# Set exercise:
Within the records below, find each line that holds the string "入一个指标", then copy it.

== Records for processing

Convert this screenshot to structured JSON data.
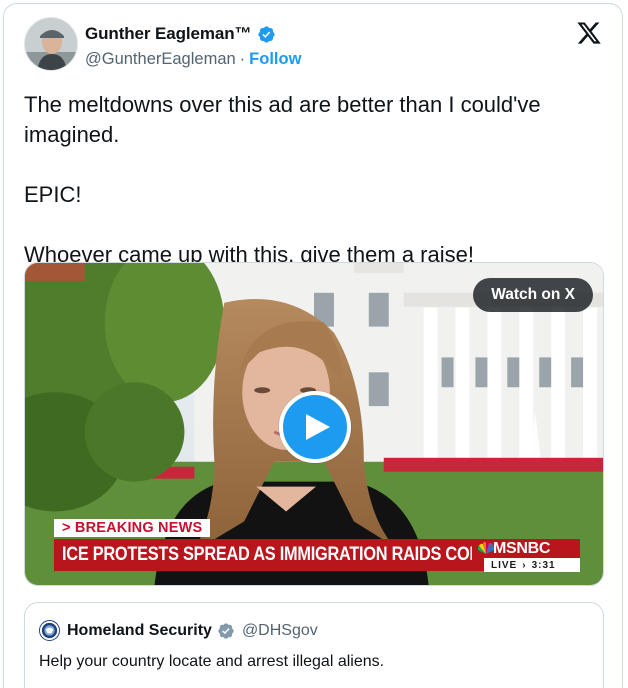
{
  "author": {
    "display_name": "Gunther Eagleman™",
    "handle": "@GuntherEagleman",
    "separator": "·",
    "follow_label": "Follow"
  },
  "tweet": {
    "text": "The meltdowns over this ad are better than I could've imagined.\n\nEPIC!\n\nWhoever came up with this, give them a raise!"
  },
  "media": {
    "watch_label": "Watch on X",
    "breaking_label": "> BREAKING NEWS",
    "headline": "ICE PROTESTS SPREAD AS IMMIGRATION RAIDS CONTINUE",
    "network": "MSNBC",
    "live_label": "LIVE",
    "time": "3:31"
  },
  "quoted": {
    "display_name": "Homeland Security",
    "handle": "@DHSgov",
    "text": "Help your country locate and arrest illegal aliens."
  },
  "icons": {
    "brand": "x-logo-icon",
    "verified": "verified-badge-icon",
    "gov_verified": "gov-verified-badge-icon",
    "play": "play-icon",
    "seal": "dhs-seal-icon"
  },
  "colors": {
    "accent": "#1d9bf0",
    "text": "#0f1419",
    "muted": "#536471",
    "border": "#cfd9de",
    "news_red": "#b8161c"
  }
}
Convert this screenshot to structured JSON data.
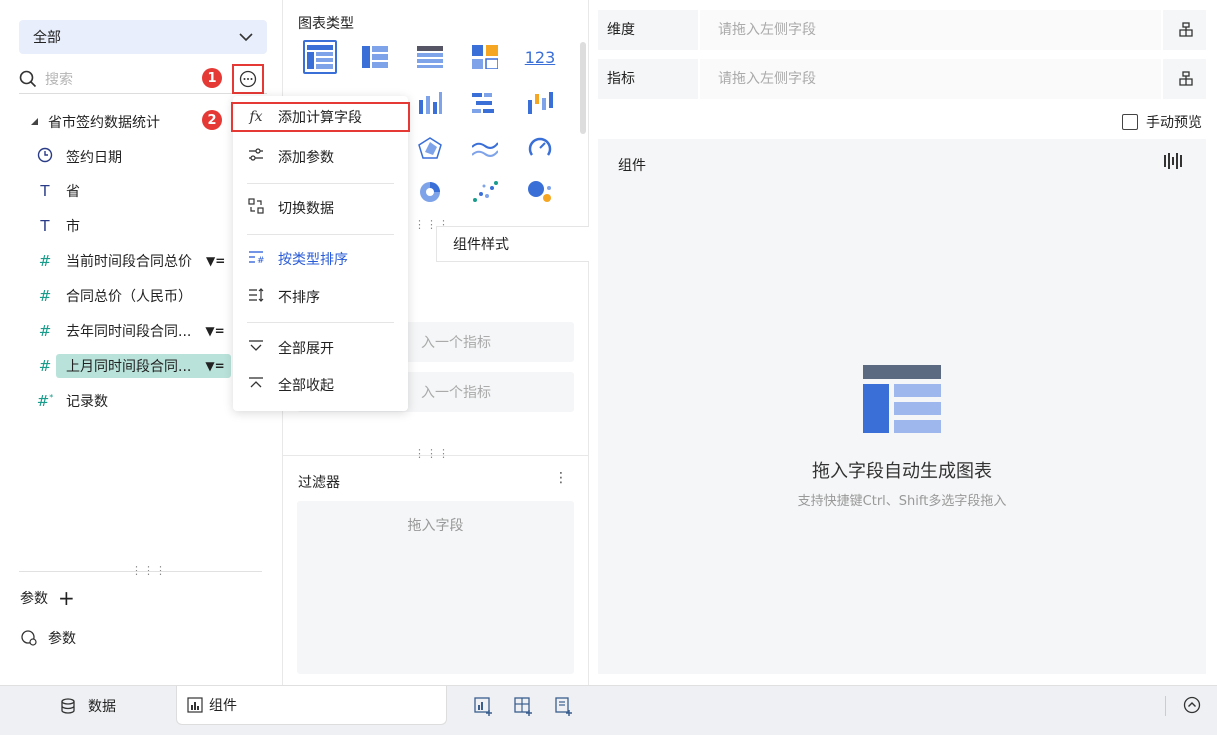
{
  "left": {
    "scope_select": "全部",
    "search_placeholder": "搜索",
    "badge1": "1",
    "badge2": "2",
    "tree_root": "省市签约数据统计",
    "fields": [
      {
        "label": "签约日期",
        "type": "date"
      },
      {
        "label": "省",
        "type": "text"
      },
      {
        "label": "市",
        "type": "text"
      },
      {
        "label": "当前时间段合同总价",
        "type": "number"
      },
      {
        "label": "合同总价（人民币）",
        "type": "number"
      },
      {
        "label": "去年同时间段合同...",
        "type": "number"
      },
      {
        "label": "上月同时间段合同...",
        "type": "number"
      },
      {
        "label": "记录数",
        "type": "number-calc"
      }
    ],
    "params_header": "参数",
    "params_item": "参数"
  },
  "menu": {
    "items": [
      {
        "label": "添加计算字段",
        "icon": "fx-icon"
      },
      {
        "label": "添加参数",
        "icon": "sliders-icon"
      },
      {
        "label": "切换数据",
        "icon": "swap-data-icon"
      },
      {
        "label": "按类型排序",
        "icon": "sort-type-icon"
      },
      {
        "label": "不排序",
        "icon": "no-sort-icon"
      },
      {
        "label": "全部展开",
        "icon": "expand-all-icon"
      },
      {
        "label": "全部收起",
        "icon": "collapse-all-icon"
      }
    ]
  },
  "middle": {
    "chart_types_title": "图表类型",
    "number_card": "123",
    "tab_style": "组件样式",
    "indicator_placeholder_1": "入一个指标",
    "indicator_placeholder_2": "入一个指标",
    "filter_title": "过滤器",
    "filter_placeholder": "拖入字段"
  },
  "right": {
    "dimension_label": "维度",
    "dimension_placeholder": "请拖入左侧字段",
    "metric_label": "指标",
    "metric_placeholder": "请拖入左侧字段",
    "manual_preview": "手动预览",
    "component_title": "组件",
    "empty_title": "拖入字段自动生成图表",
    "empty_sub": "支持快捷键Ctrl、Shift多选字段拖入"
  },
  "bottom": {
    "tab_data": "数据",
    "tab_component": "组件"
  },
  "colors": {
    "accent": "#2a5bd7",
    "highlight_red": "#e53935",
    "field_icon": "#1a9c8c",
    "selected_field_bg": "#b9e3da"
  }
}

====

# Task solution:
    "indicator_placeholder_1": "入一个指标",
    "indicator_placeholder_2": "入一个指标",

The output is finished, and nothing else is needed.